### Task instructions
Check each line for the word "Number" and give how many have it. Say nothing else.

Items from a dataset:
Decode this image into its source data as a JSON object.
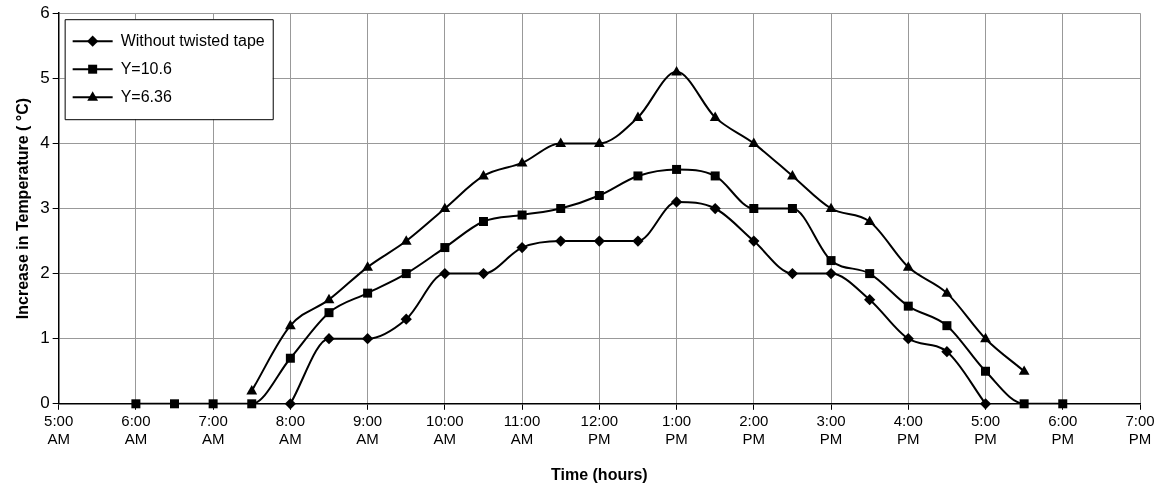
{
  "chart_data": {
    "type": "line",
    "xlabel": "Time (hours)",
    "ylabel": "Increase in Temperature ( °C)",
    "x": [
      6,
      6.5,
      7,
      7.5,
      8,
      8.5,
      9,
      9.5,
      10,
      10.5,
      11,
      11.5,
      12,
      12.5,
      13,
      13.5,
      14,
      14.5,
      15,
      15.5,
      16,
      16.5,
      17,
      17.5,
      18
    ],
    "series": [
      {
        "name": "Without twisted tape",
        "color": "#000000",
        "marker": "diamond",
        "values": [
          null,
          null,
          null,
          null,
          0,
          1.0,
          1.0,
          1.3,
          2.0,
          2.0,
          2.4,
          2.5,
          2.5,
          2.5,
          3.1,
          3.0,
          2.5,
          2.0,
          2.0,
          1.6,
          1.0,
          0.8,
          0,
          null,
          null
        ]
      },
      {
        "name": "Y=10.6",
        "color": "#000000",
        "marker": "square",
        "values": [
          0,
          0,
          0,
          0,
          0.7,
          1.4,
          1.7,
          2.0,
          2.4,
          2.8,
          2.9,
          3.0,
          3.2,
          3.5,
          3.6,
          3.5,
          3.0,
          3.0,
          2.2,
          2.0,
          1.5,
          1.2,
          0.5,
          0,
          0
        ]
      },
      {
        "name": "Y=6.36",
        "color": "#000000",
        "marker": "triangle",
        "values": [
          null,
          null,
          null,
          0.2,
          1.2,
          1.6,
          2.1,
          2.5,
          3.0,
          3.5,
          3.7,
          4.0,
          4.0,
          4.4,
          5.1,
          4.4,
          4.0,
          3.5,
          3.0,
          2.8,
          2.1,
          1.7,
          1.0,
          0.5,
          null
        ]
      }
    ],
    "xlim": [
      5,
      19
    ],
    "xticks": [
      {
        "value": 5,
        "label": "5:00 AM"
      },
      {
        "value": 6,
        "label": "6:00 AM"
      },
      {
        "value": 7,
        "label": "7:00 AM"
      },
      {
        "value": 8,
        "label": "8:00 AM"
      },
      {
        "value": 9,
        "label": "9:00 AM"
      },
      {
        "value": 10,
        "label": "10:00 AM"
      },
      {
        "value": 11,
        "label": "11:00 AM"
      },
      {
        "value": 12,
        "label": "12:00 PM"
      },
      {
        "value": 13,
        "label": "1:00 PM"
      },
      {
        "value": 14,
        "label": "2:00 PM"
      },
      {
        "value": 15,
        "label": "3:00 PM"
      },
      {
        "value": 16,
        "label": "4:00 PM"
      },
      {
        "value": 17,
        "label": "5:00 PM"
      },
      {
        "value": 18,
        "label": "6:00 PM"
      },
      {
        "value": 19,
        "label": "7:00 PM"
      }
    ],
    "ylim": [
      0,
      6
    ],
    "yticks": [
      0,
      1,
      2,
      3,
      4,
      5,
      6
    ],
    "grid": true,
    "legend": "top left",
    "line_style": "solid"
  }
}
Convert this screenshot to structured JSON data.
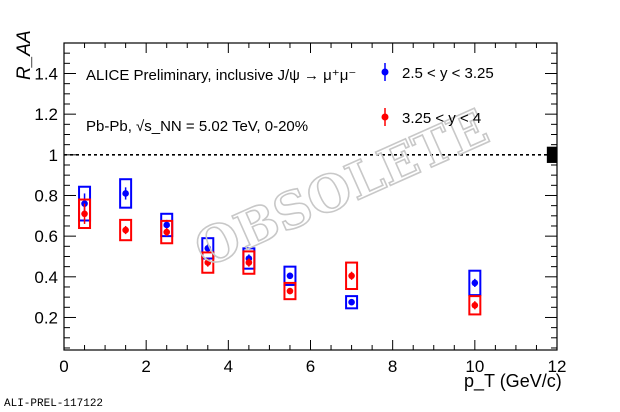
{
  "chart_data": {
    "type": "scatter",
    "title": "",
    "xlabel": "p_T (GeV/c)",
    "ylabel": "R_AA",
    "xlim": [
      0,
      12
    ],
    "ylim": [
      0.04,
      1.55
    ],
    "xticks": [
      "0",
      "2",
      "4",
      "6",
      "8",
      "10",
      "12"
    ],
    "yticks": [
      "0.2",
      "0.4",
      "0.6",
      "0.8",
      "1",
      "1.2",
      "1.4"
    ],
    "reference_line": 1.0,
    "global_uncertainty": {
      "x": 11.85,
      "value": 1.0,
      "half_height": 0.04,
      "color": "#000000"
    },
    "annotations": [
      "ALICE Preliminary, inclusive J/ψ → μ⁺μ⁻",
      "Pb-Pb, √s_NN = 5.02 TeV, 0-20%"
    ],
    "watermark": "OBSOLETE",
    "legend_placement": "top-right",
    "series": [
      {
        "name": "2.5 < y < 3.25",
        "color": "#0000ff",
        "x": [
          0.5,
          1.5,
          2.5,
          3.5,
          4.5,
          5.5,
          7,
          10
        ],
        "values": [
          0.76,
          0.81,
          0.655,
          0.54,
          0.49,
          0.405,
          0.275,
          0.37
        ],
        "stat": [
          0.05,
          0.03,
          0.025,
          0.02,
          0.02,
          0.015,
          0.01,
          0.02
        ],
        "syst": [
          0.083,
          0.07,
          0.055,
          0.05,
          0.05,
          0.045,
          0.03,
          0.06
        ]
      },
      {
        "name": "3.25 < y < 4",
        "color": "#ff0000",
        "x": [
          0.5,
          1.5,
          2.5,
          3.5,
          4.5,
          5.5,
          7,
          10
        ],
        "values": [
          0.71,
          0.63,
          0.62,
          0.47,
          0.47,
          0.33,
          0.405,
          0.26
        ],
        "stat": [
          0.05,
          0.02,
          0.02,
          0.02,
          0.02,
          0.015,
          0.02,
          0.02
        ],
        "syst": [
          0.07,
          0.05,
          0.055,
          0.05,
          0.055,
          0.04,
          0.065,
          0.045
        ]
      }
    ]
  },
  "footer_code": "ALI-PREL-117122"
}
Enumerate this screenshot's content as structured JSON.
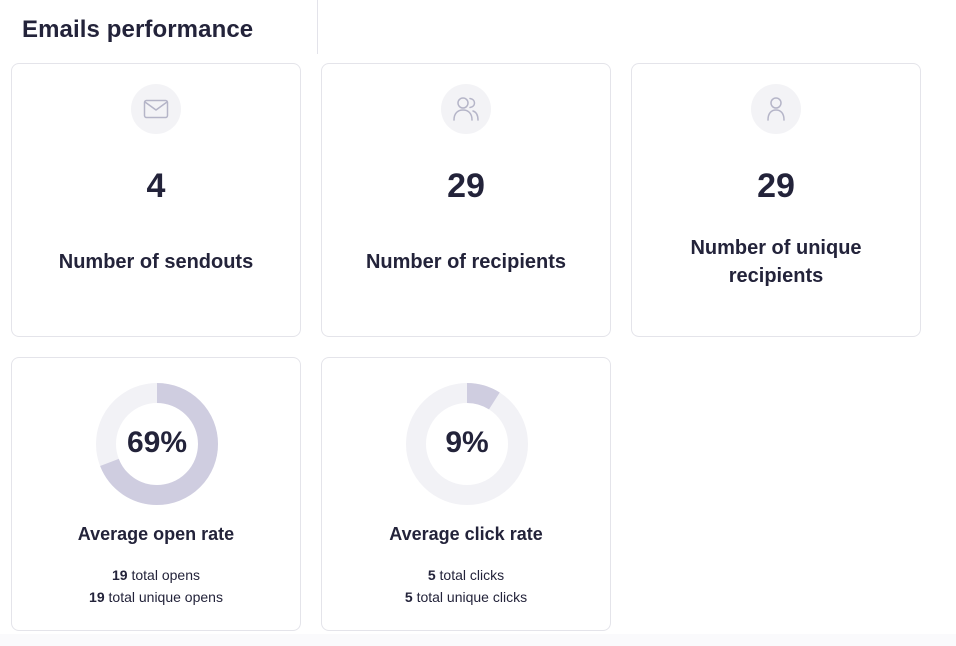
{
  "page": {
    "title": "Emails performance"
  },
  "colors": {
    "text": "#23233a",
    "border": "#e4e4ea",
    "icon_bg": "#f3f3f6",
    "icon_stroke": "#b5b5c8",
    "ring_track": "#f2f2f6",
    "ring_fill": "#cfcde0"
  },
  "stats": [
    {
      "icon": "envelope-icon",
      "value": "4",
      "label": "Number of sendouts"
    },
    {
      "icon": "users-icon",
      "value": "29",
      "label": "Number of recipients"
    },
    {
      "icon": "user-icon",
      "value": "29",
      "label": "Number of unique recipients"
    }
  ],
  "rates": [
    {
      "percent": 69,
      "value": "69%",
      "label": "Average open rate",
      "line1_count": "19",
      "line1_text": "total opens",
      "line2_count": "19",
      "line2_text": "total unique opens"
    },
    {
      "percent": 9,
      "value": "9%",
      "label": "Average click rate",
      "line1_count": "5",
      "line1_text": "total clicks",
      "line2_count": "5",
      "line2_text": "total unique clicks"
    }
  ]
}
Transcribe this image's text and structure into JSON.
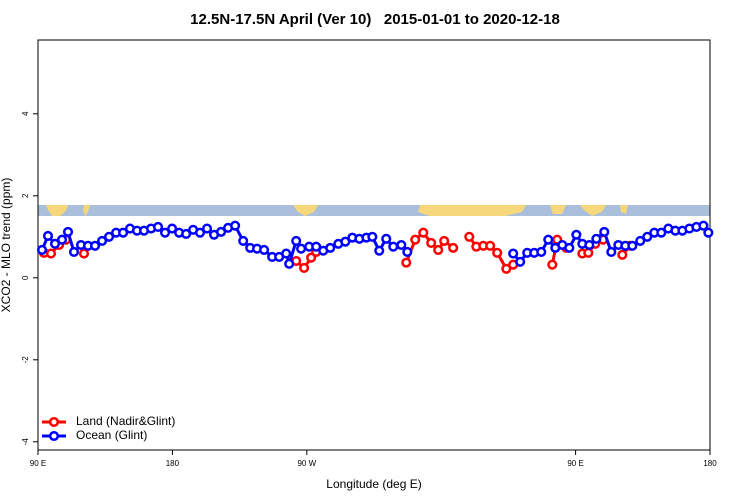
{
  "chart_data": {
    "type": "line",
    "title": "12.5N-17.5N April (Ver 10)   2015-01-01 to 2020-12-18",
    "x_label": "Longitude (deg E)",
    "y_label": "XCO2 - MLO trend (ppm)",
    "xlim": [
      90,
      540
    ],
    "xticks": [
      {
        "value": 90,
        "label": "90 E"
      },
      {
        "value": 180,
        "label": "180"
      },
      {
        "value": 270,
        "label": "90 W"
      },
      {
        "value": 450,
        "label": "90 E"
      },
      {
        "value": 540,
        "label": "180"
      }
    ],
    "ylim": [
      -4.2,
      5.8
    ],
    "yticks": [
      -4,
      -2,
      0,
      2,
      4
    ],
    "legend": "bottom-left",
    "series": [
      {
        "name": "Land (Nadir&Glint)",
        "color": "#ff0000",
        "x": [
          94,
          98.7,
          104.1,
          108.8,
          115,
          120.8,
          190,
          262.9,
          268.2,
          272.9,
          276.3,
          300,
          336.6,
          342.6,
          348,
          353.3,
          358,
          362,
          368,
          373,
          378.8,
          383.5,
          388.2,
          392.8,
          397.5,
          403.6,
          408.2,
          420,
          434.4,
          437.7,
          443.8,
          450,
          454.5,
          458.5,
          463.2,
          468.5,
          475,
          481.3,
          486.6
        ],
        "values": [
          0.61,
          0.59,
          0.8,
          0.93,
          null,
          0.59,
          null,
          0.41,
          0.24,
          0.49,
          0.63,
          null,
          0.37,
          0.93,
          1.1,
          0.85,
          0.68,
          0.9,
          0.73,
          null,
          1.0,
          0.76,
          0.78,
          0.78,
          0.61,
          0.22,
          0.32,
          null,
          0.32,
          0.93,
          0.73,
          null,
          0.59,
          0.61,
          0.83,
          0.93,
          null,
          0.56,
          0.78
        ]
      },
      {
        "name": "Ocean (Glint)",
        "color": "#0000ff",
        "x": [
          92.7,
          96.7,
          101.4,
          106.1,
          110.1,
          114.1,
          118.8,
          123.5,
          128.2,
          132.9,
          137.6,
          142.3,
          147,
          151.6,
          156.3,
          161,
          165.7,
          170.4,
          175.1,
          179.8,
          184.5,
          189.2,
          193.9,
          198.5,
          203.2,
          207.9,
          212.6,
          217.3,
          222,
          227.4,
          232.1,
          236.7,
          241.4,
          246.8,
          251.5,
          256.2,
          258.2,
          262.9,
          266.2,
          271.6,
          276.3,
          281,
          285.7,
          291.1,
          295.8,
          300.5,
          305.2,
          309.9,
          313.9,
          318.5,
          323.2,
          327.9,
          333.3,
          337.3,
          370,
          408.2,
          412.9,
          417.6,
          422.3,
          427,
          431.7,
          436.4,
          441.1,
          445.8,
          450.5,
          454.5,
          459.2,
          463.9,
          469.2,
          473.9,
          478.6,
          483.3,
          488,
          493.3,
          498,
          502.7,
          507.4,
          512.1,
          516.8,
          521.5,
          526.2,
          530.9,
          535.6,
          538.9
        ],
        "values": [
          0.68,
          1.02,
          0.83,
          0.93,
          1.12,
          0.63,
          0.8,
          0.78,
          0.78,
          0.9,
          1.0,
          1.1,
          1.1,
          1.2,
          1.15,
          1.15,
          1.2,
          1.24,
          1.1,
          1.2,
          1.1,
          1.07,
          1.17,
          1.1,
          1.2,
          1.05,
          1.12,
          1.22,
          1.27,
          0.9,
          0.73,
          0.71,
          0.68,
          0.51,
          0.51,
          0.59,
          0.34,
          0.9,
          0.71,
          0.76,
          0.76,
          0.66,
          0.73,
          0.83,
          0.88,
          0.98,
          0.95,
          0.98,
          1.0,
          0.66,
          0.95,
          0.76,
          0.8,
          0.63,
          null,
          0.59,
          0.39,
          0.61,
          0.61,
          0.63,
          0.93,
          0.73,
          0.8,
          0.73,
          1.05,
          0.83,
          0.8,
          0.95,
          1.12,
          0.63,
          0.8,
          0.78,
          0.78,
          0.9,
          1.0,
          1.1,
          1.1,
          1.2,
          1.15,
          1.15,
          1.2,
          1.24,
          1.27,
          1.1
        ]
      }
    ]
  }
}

### Solution
3